* _TASK TO CARRY OUT_: Pick out the lines below that include the string "content".

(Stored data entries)
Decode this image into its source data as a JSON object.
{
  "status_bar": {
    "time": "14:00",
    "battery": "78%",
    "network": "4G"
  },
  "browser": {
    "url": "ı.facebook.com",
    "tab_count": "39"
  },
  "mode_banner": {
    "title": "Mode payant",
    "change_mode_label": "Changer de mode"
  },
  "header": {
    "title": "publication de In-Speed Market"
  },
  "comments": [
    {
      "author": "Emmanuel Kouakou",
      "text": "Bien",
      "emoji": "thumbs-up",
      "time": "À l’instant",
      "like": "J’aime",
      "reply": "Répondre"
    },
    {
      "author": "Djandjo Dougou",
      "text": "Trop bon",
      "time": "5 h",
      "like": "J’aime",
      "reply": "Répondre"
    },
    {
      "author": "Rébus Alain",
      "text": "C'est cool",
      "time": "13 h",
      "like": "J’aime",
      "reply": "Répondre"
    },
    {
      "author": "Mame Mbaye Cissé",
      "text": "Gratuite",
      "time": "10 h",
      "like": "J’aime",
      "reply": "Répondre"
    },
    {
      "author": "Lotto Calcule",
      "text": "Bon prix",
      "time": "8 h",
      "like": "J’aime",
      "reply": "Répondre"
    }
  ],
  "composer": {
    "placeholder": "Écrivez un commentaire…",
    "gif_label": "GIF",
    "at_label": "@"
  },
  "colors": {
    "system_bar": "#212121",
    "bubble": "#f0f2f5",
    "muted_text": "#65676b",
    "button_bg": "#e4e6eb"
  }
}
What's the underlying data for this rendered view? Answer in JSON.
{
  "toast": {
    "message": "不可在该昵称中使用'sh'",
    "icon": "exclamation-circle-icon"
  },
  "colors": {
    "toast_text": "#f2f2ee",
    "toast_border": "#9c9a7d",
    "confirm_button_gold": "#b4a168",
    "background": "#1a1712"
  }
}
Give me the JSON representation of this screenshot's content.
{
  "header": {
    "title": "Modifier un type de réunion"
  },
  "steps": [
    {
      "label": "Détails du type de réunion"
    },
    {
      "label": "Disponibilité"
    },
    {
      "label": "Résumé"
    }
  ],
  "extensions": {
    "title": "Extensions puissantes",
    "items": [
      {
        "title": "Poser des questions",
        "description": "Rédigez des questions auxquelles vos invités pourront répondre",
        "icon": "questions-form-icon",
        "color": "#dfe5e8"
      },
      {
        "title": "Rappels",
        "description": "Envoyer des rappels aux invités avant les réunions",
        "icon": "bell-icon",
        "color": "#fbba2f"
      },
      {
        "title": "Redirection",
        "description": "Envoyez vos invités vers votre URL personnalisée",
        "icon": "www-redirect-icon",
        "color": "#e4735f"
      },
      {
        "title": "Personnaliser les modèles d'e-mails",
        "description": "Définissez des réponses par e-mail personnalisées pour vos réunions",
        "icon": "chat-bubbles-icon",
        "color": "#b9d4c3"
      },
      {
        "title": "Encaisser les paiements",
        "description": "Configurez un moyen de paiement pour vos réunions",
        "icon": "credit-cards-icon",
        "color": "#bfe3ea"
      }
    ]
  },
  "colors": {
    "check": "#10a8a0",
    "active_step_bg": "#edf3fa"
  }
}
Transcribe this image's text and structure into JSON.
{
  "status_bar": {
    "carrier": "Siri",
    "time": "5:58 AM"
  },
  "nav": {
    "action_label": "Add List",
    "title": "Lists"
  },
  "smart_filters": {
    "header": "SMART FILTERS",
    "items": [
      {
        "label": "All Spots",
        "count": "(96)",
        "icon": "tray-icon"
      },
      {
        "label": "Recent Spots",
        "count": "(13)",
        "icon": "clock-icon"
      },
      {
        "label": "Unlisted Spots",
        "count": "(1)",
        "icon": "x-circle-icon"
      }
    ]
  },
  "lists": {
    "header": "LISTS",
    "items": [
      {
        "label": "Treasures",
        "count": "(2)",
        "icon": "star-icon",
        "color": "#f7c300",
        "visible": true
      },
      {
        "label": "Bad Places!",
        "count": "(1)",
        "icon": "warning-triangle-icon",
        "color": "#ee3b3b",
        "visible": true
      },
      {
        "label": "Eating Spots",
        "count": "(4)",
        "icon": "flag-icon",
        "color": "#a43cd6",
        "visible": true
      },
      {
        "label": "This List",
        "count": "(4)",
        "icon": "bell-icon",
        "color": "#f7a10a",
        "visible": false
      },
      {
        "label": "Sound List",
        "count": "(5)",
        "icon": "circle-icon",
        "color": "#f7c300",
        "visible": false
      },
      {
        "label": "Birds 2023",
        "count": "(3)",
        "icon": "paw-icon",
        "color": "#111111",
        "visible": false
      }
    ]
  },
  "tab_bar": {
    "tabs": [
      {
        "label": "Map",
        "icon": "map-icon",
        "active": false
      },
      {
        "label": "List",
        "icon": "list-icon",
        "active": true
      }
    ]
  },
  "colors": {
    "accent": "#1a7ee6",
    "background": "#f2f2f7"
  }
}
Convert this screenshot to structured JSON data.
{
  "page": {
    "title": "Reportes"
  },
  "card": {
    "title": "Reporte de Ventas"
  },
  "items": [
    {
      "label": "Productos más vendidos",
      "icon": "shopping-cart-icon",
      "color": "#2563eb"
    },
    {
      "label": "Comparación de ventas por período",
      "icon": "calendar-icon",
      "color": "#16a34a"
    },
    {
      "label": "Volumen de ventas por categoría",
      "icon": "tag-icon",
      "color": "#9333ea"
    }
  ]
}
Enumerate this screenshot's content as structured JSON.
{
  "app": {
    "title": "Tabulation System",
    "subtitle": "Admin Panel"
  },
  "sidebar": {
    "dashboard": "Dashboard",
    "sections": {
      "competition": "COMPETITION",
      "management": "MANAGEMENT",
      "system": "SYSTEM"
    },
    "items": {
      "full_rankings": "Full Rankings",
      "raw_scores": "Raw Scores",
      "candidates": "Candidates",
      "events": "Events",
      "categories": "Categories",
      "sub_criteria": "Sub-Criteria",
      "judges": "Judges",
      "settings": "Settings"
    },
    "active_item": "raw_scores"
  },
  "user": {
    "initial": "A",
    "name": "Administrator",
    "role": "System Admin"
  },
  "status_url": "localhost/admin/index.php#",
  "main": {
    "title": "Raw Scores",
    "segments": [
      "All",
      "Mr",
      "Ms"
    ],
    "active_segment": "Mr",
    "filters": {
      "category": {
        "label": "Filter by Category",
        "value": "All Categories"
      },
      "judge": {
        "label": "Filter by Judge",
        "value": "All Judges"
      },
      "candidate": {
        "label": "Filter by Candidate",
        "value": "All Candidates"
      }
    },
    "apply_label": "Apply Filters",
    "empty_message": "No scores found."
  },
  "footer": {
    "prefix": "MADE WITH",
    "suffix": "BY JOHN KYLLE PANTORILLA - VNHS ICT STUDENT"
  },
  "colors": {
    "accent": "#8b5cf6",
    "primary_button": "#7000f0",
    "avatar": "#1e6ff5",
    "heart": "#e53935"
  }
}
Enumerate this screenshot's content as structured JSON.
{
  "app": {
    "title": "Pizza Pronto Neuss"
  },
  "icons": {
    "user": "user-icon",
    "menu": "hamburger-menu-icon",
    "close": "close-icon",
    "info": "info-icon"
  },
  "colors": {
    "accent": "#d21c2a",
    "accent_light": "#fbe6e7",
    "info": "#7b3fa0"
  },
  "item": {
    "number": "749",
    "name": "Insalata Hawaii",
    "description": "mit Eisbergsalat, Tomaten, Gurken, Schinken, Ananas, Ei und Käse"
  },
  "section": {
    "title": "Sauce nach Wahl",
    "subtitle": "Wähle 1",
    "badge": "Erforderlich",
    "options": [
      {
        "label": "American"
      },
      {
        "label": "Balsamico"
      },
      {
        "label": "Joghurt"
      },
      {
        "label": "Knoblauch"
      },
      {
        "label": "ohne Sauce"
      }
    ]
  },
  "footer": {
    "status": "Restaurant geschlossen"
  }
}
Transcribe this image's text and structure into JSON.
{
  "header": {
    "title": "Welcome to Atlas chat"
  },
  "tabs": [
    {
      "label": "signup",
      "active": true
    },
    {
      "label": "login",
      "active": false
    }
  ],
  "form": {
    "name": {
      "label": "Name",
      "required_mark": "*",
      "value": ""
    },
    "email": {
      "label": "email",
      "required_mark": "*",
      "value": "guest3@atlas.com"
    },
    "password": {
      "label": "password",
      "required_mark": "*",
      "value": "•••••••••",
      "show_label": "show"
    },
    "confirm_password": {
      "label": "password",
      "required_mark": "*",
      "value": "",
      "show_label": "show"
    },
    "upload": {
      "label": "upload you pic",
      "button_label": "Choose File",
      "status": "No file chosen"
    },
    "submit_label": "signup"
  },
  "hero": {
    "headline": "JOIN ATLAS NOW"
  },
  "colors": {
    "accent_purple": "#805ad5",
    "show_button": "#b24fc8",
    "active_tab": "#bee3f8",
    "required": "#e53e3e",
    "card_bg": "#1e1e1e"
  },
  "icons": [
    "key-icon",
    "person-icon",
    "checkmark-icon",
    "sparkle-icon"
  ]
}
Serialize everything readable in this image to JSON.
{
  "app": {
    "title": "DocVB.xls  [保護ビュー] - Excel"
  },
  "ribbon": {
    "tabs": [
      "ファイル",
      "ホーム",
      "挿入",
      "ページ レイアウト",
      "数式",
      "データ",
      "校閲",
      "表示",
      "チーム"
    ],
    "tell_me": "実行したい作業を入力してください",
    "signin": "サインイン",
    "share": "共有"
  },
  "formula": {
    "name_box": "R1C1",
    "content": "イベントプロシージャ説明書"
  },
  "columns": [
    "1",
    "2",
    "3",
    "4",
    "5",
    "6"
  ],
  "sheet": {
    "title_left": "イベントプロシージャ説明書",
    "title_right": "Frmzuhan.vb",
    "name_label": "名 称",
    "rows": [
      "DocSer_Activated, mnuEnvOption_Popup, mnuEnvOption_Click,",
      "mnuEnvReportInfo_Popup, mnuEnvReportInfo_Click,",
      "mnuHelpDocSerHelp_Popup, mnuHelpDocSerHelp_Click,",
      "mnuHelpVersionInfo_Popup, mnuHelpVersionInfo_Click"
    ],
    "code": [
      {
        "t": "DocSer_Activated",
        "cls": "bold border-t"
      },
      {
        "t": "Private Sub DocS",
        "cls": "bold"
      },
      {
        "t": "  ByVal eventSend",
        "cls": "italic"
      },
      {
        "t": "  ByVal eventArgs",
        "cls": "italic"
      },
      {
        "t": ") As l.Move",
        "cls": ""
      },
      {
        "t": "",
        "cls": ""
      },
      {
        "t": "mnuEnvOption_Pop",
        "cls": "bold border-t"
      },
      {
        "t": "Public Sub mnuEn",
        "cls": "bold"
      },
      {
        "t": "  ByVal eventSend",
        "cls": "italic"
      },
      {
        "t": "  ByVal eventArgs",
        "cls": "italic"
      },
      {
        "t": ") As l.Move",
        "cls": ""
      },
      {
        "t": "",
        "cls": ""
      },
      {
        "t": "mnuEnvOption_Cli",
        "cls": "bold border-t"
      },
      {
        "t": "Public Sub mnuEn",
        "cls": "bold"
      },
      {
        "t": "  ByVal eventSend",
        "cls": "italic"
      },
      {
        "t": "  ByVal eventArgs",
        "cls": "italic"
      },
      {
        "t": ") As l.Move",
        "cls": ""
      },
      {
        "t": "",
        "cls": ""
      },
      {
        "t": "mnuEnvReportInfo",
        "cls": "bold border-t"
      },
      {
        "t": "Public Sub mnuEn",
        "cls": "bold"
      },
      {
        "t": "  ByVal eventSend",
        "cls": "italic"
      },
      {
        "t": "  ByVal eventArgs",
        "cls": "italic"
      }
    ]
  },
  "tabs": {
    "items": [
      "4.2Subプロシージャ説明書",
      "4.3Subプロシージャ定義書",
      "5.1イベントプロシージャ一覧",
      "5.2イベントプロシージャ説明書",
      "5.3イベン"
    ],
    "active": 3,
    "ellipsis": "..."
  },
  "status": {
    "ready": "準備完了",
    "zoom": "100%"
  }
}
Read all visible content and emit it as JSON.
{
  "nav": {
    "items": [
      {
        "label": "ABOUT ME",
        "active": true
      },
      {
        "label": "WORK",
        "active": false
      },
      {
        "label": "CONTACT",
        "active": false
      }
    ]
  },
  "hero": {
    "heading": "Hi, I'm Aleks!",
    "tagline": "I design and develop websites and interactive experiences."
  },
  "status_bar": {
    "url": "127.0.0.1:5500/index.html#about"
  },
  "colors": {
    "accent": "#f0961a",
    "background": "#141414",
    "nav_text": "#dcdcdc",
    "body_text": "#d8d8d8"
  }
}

* _ANSWER TO THE TASK_:
Give me the JSON representation of this screenshot's content.
Enumerate this screenshot's content as structured JSON.
Enumerate this screenshot's content as structured JSON.
    "content": "イベントプロシージャ説明書"
Read all visible content and emit it as JSON.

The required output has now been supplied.